**DATA FOR THIS EXERCISE**.
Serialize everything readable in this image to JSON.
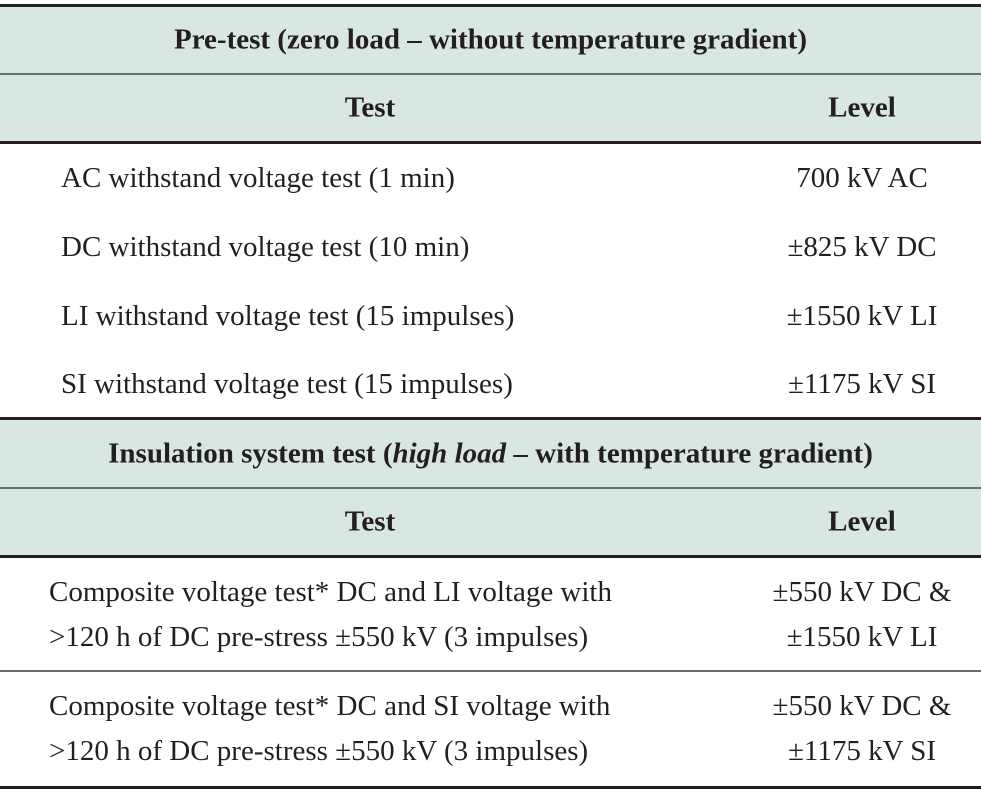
{
  "sections": [
    {
      "title": "Pre-test (zero load – without temperature gradient)",
      "col_test": "Test",
      "col_level": "Level",
      "rows": [
        {
          "test": "AC withstand voltage test (1 min)",
          "level": "700 kV AC"
        },
        {
          "test": "DC withstand voltage test (10 min)",
          "level": "±825 kV DC"
        },
        {
          "test": "LI withstand voltage test (15 impulses)",
          "level": "±1550 kV LI"
        },
        {
          "test": "SI withstand voltage test (15 impulses)",
          "level": "±1175 kV SI"
        }
      ]
    },
    {
      "title_pre": "Insulation system test (",
      "title_italic": "high load",
      "title_post": " – with temperature gradient)",
      "col_test": "Test",
      "col_level": "Level",
      "rows": [
        {
          "test_line1": "Composite voltage test* DC and LI voltage with",
          "test_line2": ">120 h of DC pre-stress ±550 kV (3 impulses)",
          "level_line1": "±550 kV DC &",
          "level_line2": "±1550 kV LI"
        },
        {
          "test_line1": "Composite voltage test* DC and SI voltage with",
          "test_line2": ">120 h of DC pre-stress ±550 kV (3 impulses)",
          "level_line1": "±550 kV DC &",
          "level_line2": "±1175 kV SI"
        }
      ]
    }
  ]
}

**WORK TO BE COMPLETED**. Return the material exactly as given, apart from the pictures.

**EXERCISE OUTPUT**.
Serialize everything readable in this image to JSON.
{
  "sections": [
    {
      "title": "Pre-test (zero load – without temperature gradient)",
      "col_test": "Test",
      "col_level": "Level",
      "rows": [
        {
          "test": "AC withstand voltage test (1 min)",
          "level": "700 kV AC"
        },
        {
          "test": "DC withstand voltage test (10 min)",
          "level": "±825 kV DC"
        },
        {
          "test": "LI withstand voltage test (15 impulses)",
          "level": "±1550 kV LI"
        },
        {
          "test": "SI withstand voltage test (15 impulses)",
          "level": "±1175 kV SI"
        }
      ]
    },
    {
      "title_pre": "Insulation system test (",
      "title_italic": "high load",
      "title_post": " – with temperature gradient)",
      "col_test": "Test",
      "col_level": "Level",
      "rows": [
        {
          "test_line1": "Composite voltage test* DC and LI voltage with",
          "test_line2": ">120 h of DC pre-stress ±550 kV (3 impulses)",
          "level_line1": "±550 kV DC &",
          "level_line2": "±1550 kV LI"
        },
        {
          "test_line1": "Composite voltage test* DC and SI voltage with",
          "test_line2": ">120 h of DC pre-stress ±550 kV (3 impulses)",
          "level_line1": "±550 kV DC &",
          "level_line2": "±1175 kV SI"
        }
      ]
    }
  ]
}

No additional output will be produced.